--- start of Provided information ---

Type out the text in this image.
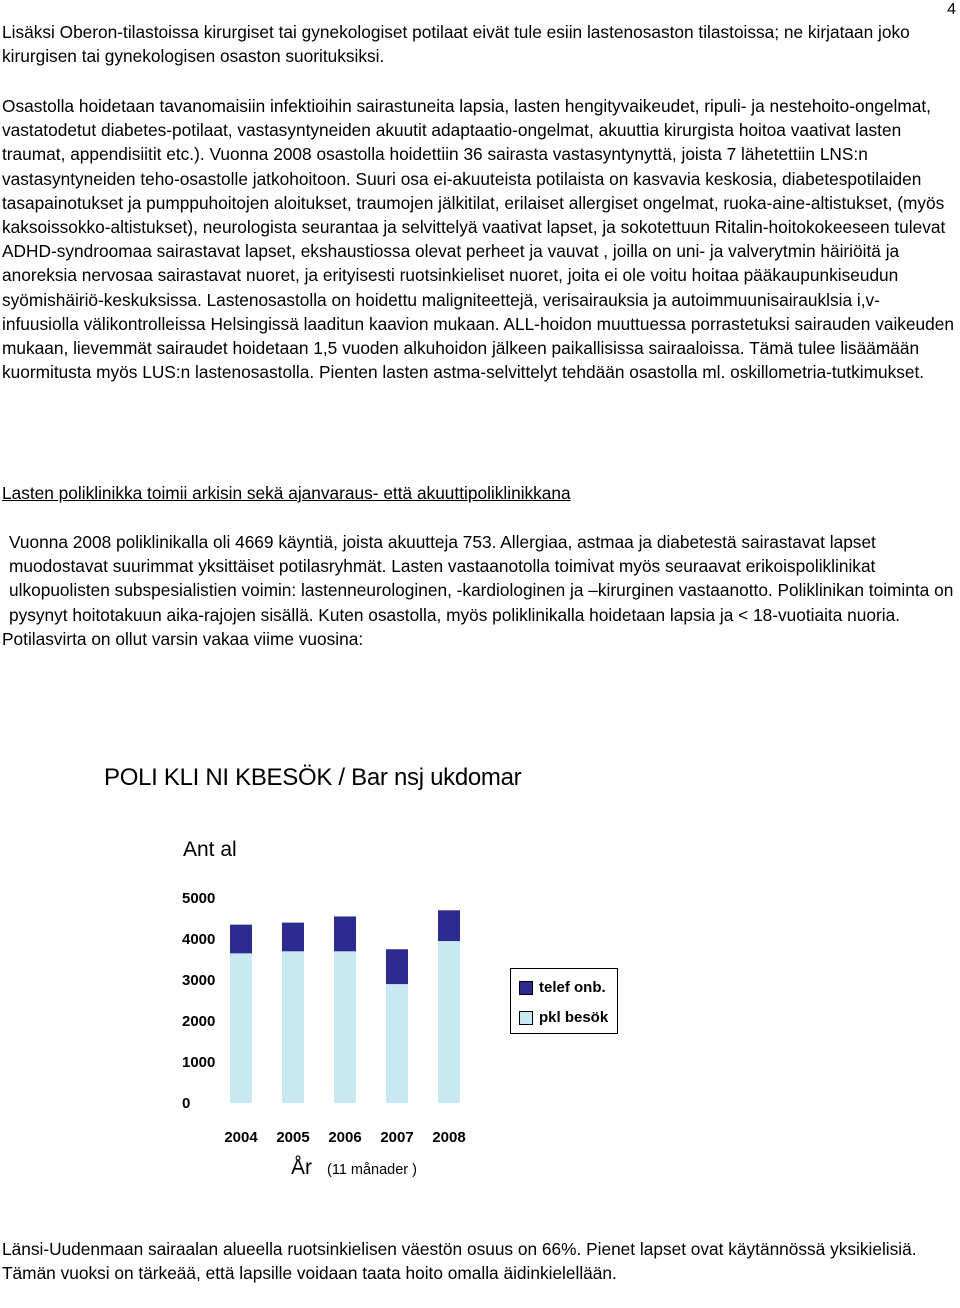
4

Lisäksi Oberon-tilastoissa kirurgiset tai gynekologiset potilaat eivät tule esiin lastenosaston tilastoissa; ne kirjataan joko kirurgisen tai gynekologisen osaston suorituksiksi.

Osastolla hoidetaan tavanomaisiin infektioihin sairastuneita lapsia, lasten hengityvaikeudet, ripuli- ja nestehoito-ongelmat, vastatodetut diabetes-potilaat, vastasyntyneiden akuutit adaptaatio-ongelmat, akuuttia kirurgista hoitoa vaativat lasten traumat, appendisiitit etc.). Vuonna 2008 osastolla hoidettiin 36 sairasta vastasyntynyttä, joista 7 lähetettiin LNS:n vastasyntyneiden teho-osastolle jatkohoitoon. Suuri osa ei-akuuteista potilaista on kasvavia keskosia, diabetespotilaiden tasapainotukset ja pumppuhoitojen aloitukset, traumojen jälkitilat, erilaiset allergiset ongelmat, ruoka-aine-altistukset, (myös kaksoissokko-altistukset), neurologista seurantaa ja selvittelyä vaativat lapset, ja sokotettuun Ritalin-hoitokokeeseen tulevat ADHD-syndroomaa sairastavat lapset, ekshaustiossa olevat perheet ja vauvat , joilla on uni- ja valverytmin häiriöitä ja anoreksia nervosaa sairastavat nuoret, ja erityisesti ruotsinkieliset nuoret, joita ei ole voitu hoitaa pääkaupunkiseudun syömishäiriö-keskuksissa. Lastenosastolla on hoidettu maligniteettejä, verisairauksia ja autoimmuunisairauklsia i,v-infuusiolla välikontrolleissa Helsingissä laaditun kaavion mukaan. ALL-hoidon muuttuessa porrastetuksi sairauden vaikeuden mukaan, lievemmät sairaudet hoidetaan 1,5 vuoden alkuhoidon jälkeen paikallisissa sairaaloissa. Tämä tulee lisäämään kuormitusta myös LUS:n lastenosastolla. Pienten lasten astma-selvittelyt tehdään osastolla ml. oskillometria-tutkimukset.

Lasten poliklinikka toimii arkisin sekä ajanvaraus- että akuuttipoliklinikkana

Vuonna 2008 poliklinikalla oli 4669 käyntiä, joista akuutteja 753. Allergiaa, astmaa ja diabetestä sairastavat lapset muodostavat suurimmat yksittäiset potilasryhmät. Lasten vastaanotolla toimivat myös seuraavat erikoispoliklinikat ulkopuolisten subspesialistien voimin: lastenneurologinen, -kardiologinen ja –kirurginen vastaanotto. Poliklinikan toiminta on pysynyt hoitotakuun aika-rajojen sisällä. Kuten osastolla, myös poliklinikalla hoidetaan lapsia ja < 18-vuotiaita nuoria.
Potilasvirta on ollut varsin vakaa viime vuosina:
POLI KLI NI KBESÖK / Bar nsj ukdomar
Ant al
5000
4000
3000
2000
1000
0
2004 2005 2006 2007 2008
telef onb.
pkl besök
År (11 månader )

Länsi-Uudenmaan sairaalan alueella ruotsinkielisen väestön osuus on 66%. Pienet lapset ovat käytännössä yksikielisiä. Tämän vuoksi on tärkeää, että lapsille voidaan taata hoito omalla äidinkielellään.
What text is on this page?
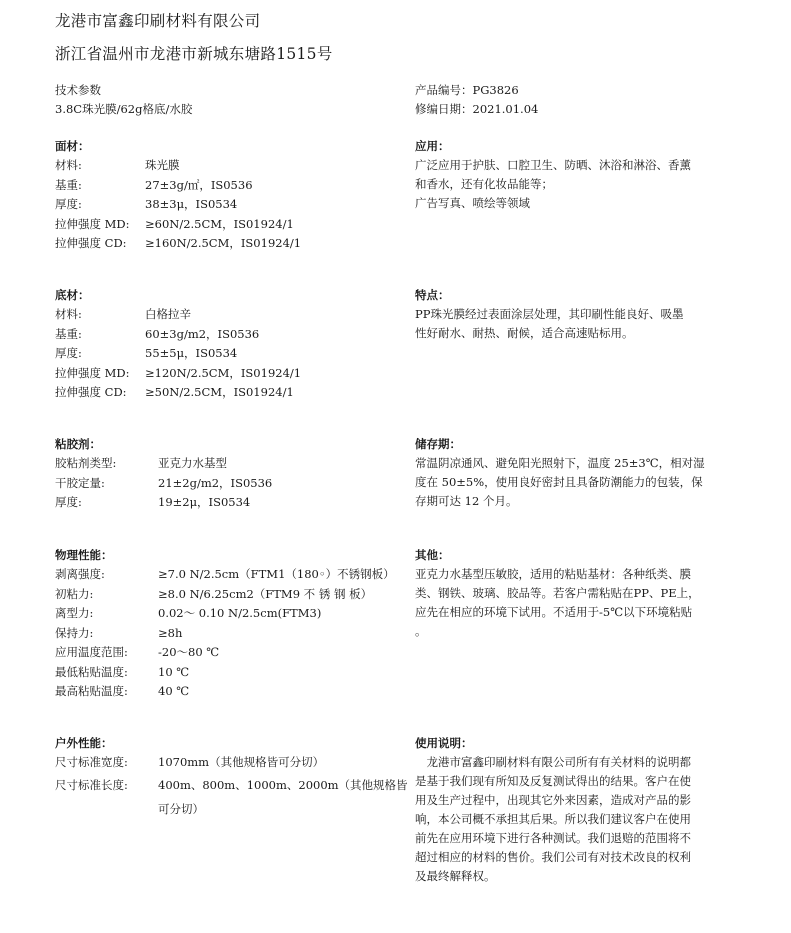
龙港市富鑫印刷材料有限公司
浙江省温州市龙港市新城东塘路1515号
技术参数
3.8C珠光膜/62g格底/水胶
产品编号：PG3826
修编日期：2021.01.04
面材：
材料:	珠光膜
基重:	27±3g/㎡，IS0536
厚度:	38±3μ，IS0534
拉伸强度 MD:	≥60N/2.5CM，IS01924/1
拉伸强度 CD:	≥160N/2.5CM，IS01924/1
应用：
广泛应用于护肤、口腔卫生、防晒、沐浴和淋浴、香薰
和香水，还有化妆品能等；
广告写真、喷绘等领域
底材：
材料:	白格拉辛
基重:	60±3g/m2，IS0536
厚度:	55±5μ，IS0534
拉伸强度 MD:	≥120N/2.5CM，IS01924/1
拉伸强度 CD:	≥50N/2.5CM，IS01924/1
特点：
PP珠光膜经过表面涂层处理，其印刷性能良好、吸墨
性好耐水、耐热、耐候，适合高速贴标用。
粘胶剂：
胶粘剂类型:	亚克力水基型
干胶定量:	21±2g/m2，IS0536
厚度:	19±2μ，IS0534
储存期：
常温阴凉通风、避免阳光照射下，温度 25±3℃，相对湿
度在 50±5%，使用良好密封且具备防潮能力的包装，保
存期可达 12 个月。
物理性能：
剥离强度:	≥7.0 N/2.5cm（FTM1（180◦）不锈钢板）
初粘力:	≥8.0 N/6.25cm2（FTM9 不 锈 钢 板）
离型力:	0.02～ 0.10 N/2.5cm(FTM3)
保持力:	≥8h
应用温度范围:	-20～80 ℃
最低粘贴温度:	10 ℃
最高粘贴温度:	40 ℃
其他：
亚克力水基型压敏胶，适用的粘贴基材：各种纸类、膜
类、钢铁、玻璃、胶品等。若客户需粘贴在PP、PE上，
应先在相应的环境下试用。不适用于-5℃以下环境粘贴
。
户外性能：
尺寸标准宽度:	1070mm（其他规格皆可分切）
尺寸标准长度:	400m、800m、1000m、2000m（其他规格皆
可分切）
使用说明：
龙港市富鑫印刷材料有限公司所有有关材料的说明都
是基于我们现有所知及反复测试得出的结果。客户在使
用及生产过程中，出现其它外来因素，造成对产品的影
响，本公司概不承担其后果。所以我们建议客户在使用
前先在应用环境下进行各种测试。我们退赔的范围将不
超过相应的材料的售价。我们公司有对技术改良的权利
及最终解释权。
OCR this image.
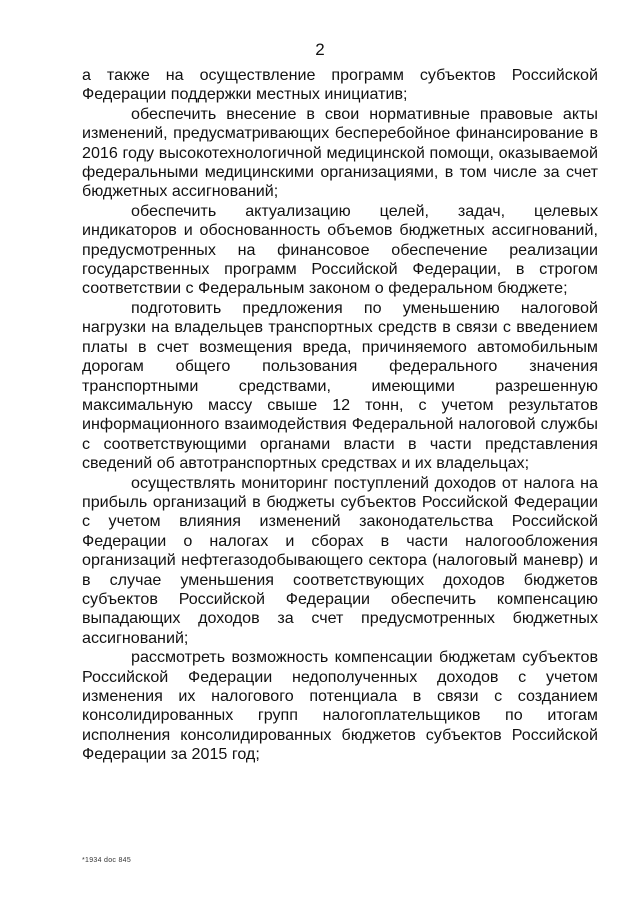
2

а также на осуществление программ субъектов Российской Федерации поддержки местных инициатив;

обеспечить внесение в свои нормативные правовые акты изменений, предусматривающих бесперебойное финансирование в 2016 году высокотехнологичной медицинской помощи, оказываемой федеральными медицинскими организациями, в том числе за счет бюджетных ассигнований;

обеспечить актуализацию целей, задач, целевых индикаторов и обоснованность объемов бюджетных ассигнований, предусмотренных на финансовое обеспечение реализации государственных программ Российской Федерации, в строгом соответствии с Федеральным законом о федеральном бюджете;

подготовить предложения по уменьшению налоговой нагрузки на владельцев транспортных средств в связи с введением платы в счет возмещения вреда, причиняемого автомобильным дорогам общего пользования федерального значения транспортными средствами, имеющими разрешенную максимальную массу свыше 12 тонн, с учетом результатов информационного взаимодействия Федеральной налоговой службы с соответствующими органами власти в части представления сведений об автотранспортных средствах и их владельцах;

осуществлять мониторинг поступлений доходов от налога на прибыль организаций в бюджеты субъектов Российской Федерации с учетом влияния изменений законодательства Российской Федерации о налогах и сборах в части налогообложения организаций нефтегазодобывающего сектора (налоговый маневр) и в случае уменьшения соответствующих доходов бюджетов субъектов Российской Федерации обеспечить компенсацию выпадающих доходов за счет предусмотренных бюджетных ассигнований;

рассмотреть возможность компенсации бюджетам субъектов Российской Федерации недополученных доходов с учетом изменения их налогового потенциала в связи с созданием консолидированных групп налогоплательщиков по итогам исполнения консолидированных бюджетов субъектов Российской Федерации за 2015 год;

*1934 doc 845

--- end of Provided information ---

■ Requirement
Return every line of the records exactly as given, pictures excluded.

■ Exercise response
Type out the text in this image.
4

Lisäksi Oberon-tilastoissa kirurgiset tai gynekologiset potilaat eivät tule esiin lastenosaston tilastoissa; ne kirjataan joko kirurgisen tai gynekologisen osaston suorituksiksi.

Osastolla hoidetaan tavanomaisiin infektioihin sairastuneita lapsia, lasten hengityvaikeudet, ripuli- ja nestehoito-ongelmat, vastatodetut diabetes-potilaat, vastasyntyneiden akuutit adaptaatio-ongelmat, akuuttia kirurgista hoitoa vaativat lasten traumat, appendisiitit etc.). Vuonna 2008 osastolla hoidettiin 36 sairasta vastasyntynyttä, joista 7 lähetettiin LNS:n vastasyntyneiden teho-osastolle jatkohoitoon. Suuri osa ei-akuuteista potilaista on kasvavia keskosia, diabetespotilaiden tasapainotukset ja pumppuhoitojen aloitukset, traumojen jälkitilat, erilaiset allergiset ongelmat, ruoka-aine-altistukset, (myös kaksoissokko-altistukset), neurologista seurantaa ja selvittelyä vaativat lapset, ja sokotettuun Ritalin-hoitokokeeseen tulevat ADHD-syndroomaa sairastavat lapset, ekshaustiossa olevat perheet ja vauvat , joilla on uni- ja valverytmin häiriöitä ja anoreksia nervosaa sairastavat nuoret, ja erityisesti ruotsinkieliset nuoret, joita ei ole voitu hoitaa pääkaupunkiseudun syömishäiriö-keskuksissa. Lastenosastolla on hoidettu maligniteettejä, verisairauksia ja autoimmuunisairauklsia i,v-infuusiolla välikontrolleissa Helsingissä laaditun kaavion mukaan. ALL-hoidon muuttuessa porrastetuksi sairauden vaikeuden mukaan, lievemmät sairaudet hoidetaan 1,5 vuoden alkuhoidon jälkeen paikallisissa sairaaloissa. Tämä tulee lisäämään kuormitusta myös LUS:n lastenosastolla. Pienten lasten astma-selvittelyt tehdään osastolla ml. oskillometria-tutkimukset.

Lasten poliklinikka toimii arkisin sekä ajanvaraus- että akuuttipoliklinikkana

Vuonna 2008 poliklinikalla oli 4669 käyntiä, joista akuutteja 753. Allergiaa, astmaa ja diabetestä sairastavat lapset muodostavat suurimmat yksittäiset potilasryhmät. Lasten vastaanotolla toimivat myös seuraavat erikoispoliklinikat ulkopuolisten subspesialistien voimin: lastenneurologinen, -kardiologinen ja –kirurginen vastaanotto. Poliklinikan toiminta on pysynyt hoitotakuun aika-rajojen sisällä. Kuten osastolla, myös poliklinikalla hoidetaan lapsia ja < 18-vuotiaita nuoria.
Potilasvirta on ollut varsin vakaa viime vuosina:
POLI KLI NI KBESÖK / Bar nsj ukdomar
Ant al
5000
4000
3000
2000
1000
0
2004 2005 2006 2007 2008
telef onb.
pkl besök
År (11 månader )

Länsi-Uudenmaan sairaalan alueella ruotsinkielisen väestön osuus on 66%. Pienet lapset ovat käytännössä yksikielisiä. Tämän vuoksi on tärkeää, että lapsille voidaan taata hoito omalla äidinkielellään.
What text is on this page?
龙港市富鑫印刷材料有限公司
浙江省温州市龙港市新城东塘路1515号
技术参数
3.8C珠光膜/62g格底/水胶
产品编号：PG3826
修编日期：2021.01.04
面材：
材料:	珠光膜
基重:	27±3g/㎡，IS0536
厚度:	38±3μ，IS0534
拉伸强度 MD:	≥60N/2.5CM，IS01924/1
拉伸强度 CD:	≥160N/2.5CM，IS01924/1
应用：
广泛应用于护肤、口腔卫生、防晒、沐浴和淋浴、香薰
和香水，还有化妆品能等；
广告写真、喷绘等领域
底材：
材料:	白格拉辛
基重:	60±3g/m2，IS0536
厚度:	55±5μ，IS0534
拉伸强度 MD:	≥120N/2.5CM，IS01924/1
拉伸强度 CD:	≥50N/2.5CM，IS01924/1
特点：
PP珠光膜经过表面涂层处理，其印刷性能良好、吸墨
性好耐水、耐热、耐候，适合高速贴标用。
粘胶剂：
胶粘剂类型:	亚克力水基型
干胶定量:	21±2g/m2，IS0536
厚度:	19±2μ，IS0534
储存期：
常温阴凉通风、避免阳光照射下，温度 25±3℃，相对湿
度在 50±5%，使用良好密封且具备防潮能力的包装，保
存期可达 12 个月。
物理性能：
剥离强度:	≥7.0 N/2.5cm（FTM1（180◦）不锈钢板）
初粘力:	≥8.0 N/6.25cm2（FTM9 不 锈 钢 板）
离型力:	0.02～ 0.10 N/2.5cm(FTM3)
保持力:	≥8h
应用温度范围:	-20～80 ℃
最低粘贴温度:	10 ℃
最高粘贴温度:	40 ℃
其他：
亚克力水基型压敏胶，适用的粘贴基材：各种纸类、膜
类、钢铁、玻璃、胶品等。若客户需粘贴在PP、PE上，
应先在相应的环境下试用。不适用于-5℃以下环境粘贴
。
户外性能：
尺寸标准宽度:	1070mm（其他规格皆可分切）
尺寸标准长度:	400m、800m、1000m、2000m（其他规格皆
可分切）
使用说明：
龙港市富鑫印刷材料有限公司所有有关材料的说明都
是基于我们现有所知及反复测试得出的结果。客户在使
用及生产过程中，出现其它外来因素，造成对产品的影
响，本公司概不承担其后果。所以我们建议客户在使用
前先在应用环境下进行各种测试。我们退赔的范围将不
超过相应的材料的售价。我们公司有对技术改良的权利
及最终解释权。
OCR this image.
2

а также на осуществление программ субъектов Российской Федерации поддержки местных инициатив;

обеспечить внесение в свои нормативные правовые акты изменений, предусматривающих бесперебойное финансирование в 2016 году высокотехнологичной медицинской помощи, оказываемой федеральными медицинскими организациями, в том числе за счет бюджетных ассигнований;

обеспечить актуализацию целей, задач, целевых индикаторов и обоснованность объемов бюджетных ассигнований, предусмотренных на финансовое обеспечение реализации государственных программ Российской Федерации, в строгом соответствии с Федеральным законом о федеральном бюджете;

подготовить предложения по уменьшению налоговой нагрузки на владельцев транспортных средств в связи с введением платы в счет возмещения вреда, причиняемого автомобильным дорогам общего пользования федерального значения транспортными средствами, имеющими разрешенную максимальную массу свыше 12 тонн, с учетом результатов информационного взаимодействия Федеральной налоговой службы с соответствующими органами власти в части представления сведений об автотранспортных средствах и их владельцах;

осуществлять мониторинг поступлений доходов от налога на прибыль организаций в бюджеты субъектов Российской Федерации с учетом влияния изменений законодательства Российской Федерации о налогах и сборах в части налогообложения организаций нефтегазодобывающего сектора (налоговый маневр) и в случае уменьшения соответствующих доходов бюджетов субъектов Российской Федерации обеспечить компенсацию выпадающих доходов за счет предусмотренных бюджетных ассигнований;

рассмотреть возможность компенсации бюджетам субъектов Российской Федерации недополученных доходов с учетом изменения их налогового потенциала в связи с созданием консолидированных групп налогоплательщиков по итогам исполнения консолидированных бюджетов субъектов Российской Федерации за 2015 год;

*1934 doc 845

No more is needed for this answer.